Skip the pictures. Reproduce all other material exactly.

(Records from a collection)

____

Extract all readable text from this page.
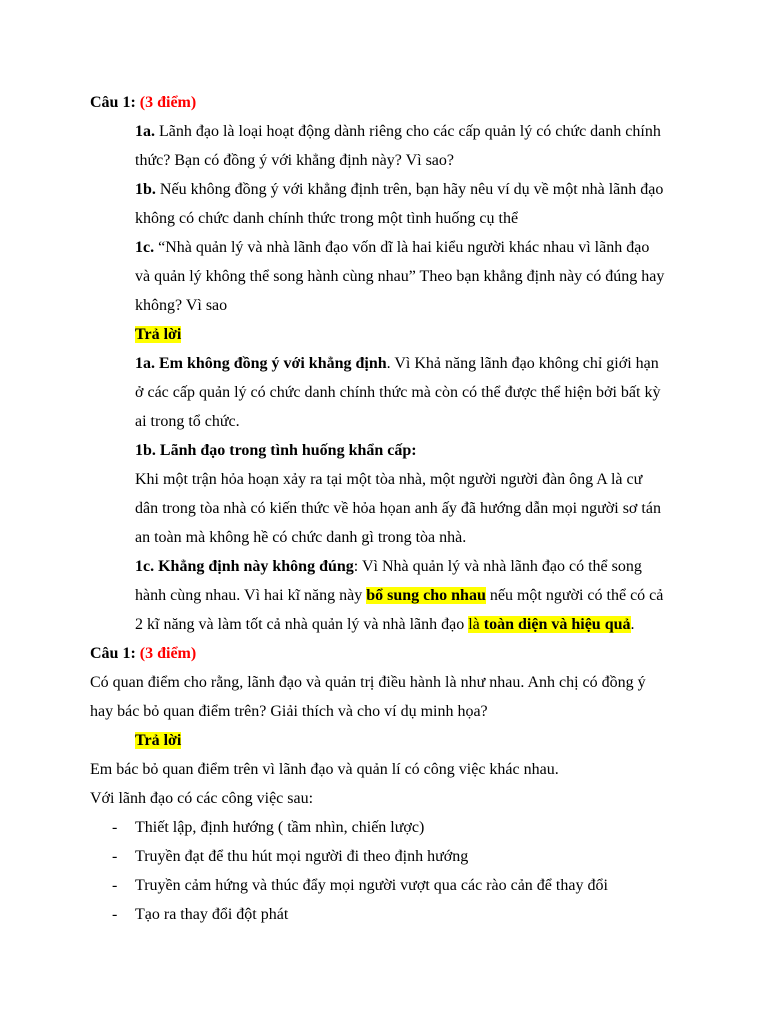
Câu 1: (3 điểm)
1a. Lãnh đạo là loại hoạt động dành riêng cho các cấp quản lý có chức danh chính
thức? Bạn có đồng ý với khẳng định này? Vì sao?
1b. Nếu không đồng ý với khẳng định trên, bạn hãy nêu ví dụ về một nhà lãnh đạo
không có chức danh chính thức trong một tình huống cụ thể
1c. “Nhà quản lý và nhà lãnh đạo vốn dĩ là hai kiểu người khác nhau vì lãnh đạo
và quản lý không thể song hành cùng nhau” Theo bạn khẳng định này có đúng hay
không? Vì sao
Trả lời
1a. Em không đồng ý với khẳng định. Vì Khả năng lãnh đạo không chỉ giới hạn
ở các cấp quản lý có chức danh chính thức mà còn có thể được thể hiện bởi bất kỳ
ai trong tổ chức.
1b. Lãnh đạo trong tình huống khẩn cấp:
Khi một trận hỏa hoạn xảy ra tại một tòa nhà, một người người đàn ông A là cư
dân trong tòa nhà có kiến thức về hỏa họan anh ấy đã hướng dẫn mọi người sơ tán
an toàn mà không hề có chức danh gì trong tòa nhà.
1c. Khẳng định này không đúng: Vì Nhà quản lý và nhà lãnh đạo có thể song
hành cùng nhau. Vì hai kĩ năng này bổ sung cho nhau nếu một người có thể có cả
2 kĩ năng và làm tốt cả nhà quản lý và nhà lãnh đạo là toàn diện và hiệu quả.
Câu 1: (3 điểm)
Có quan điểm cho rằng, lãnh đạo và quản trị điều hành là như nhau. Anh chị có đồng ý
hay bác bỏ quan điểm trên? Giải thích và cho ví dụ minh họa?
Trả lời
Em bác bỏ quan điểm trên vì lãnh đạo và quản lí có công việc khác nhau.
Với lãnh đạo có các công việc sau:
- Thiết lập, định hướng ( tầm nhìn, chiến lược)
- Truyền đạt để thu hút mọi người đi theo định hướng
- Truyền cảm hứng và thúc đẩy mọi người vượt qua các rào cản để thay đổi
- Tạo ra thay đổi đột phát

____

Exercise solution
Extract all readable text from this page.
Câu 1: (3 điểm)
1a. Lãnh đạo là loại hoạt động dành riêng cho các cấp quản lý có chức danh chính
thức? Bạn có đồng ý với khẳng định này? Vì sao?
1b. Nếu không đồng ý với khẳng định trên, bạn hãy nêu ví dụ về một nhà lãnh đạo
không có chức danh chính thức trong một tình huống cụ thể
1c. “Nhà quản lý và nhà lãnh đạo vốn dĩ là hai kiểu người khác nhau vì lãnh đạo
và quản lý không thể song hành cùng nhau” Theo bạn khẳng định này có đúng hay
không? Vì sao
Trả lời
1a. Em không đồng ý với khẳng định. Vì Khả năng lãnh đạo không chỉ giới hạn
ở các cấp quản lý có chức danh chính thức mà còn có thể được thể hiện bởi bất kỳ
ai trong tổ chức.
1b. Lãnh đạo trong tình huống khẩn cấp:
Khi một trận hỏa hoạn xảy ra tại một tòa nhà, một người người đàn ông A là cư
dân trong tòa nhà có kiến thức về hỏa họan anh ấy đã hướng dẫn mọi người sơ tán
an toàn mà không hề có chức danh gì trong tòa nhà.
1c. Khẳng định này không đúng: Vì Nhà quản lý và nhà lãnh đạo có thể song
hành cùng nhau. Vì hai kĩ năng này bổ sung cho nhau nếu một người có thể có cả
2 kĩ năng và làm tốt cả nhà quản lý và nhà lãnh đạo là toàn diện và hiệu quả.
Câu 1: (3 điểm)
Có quan điểm cho rằng, lãnh đạo và quản trị điều hành là như nhau. Anh chị có đồng ý
hay bác bỏ quan điểm trên? Giải thích và cho ví dụ minh họa?
Trả lời
Em bác bỏ quan điểm trên vì lãnh đạo và quản lí có công việc khác nhau.
Với lãnh đạo có các công việc sau:
- Thiết lập, định hướng ( tầm nhìn, chiến lược)
- Truyền đạt để thu hút mọi người đi theo định hướng
- Truyền cảm hứng và thúc đẩy mọi người vượt qua các rào cản để thay đổi
- Tạo ra thay đổi đột phát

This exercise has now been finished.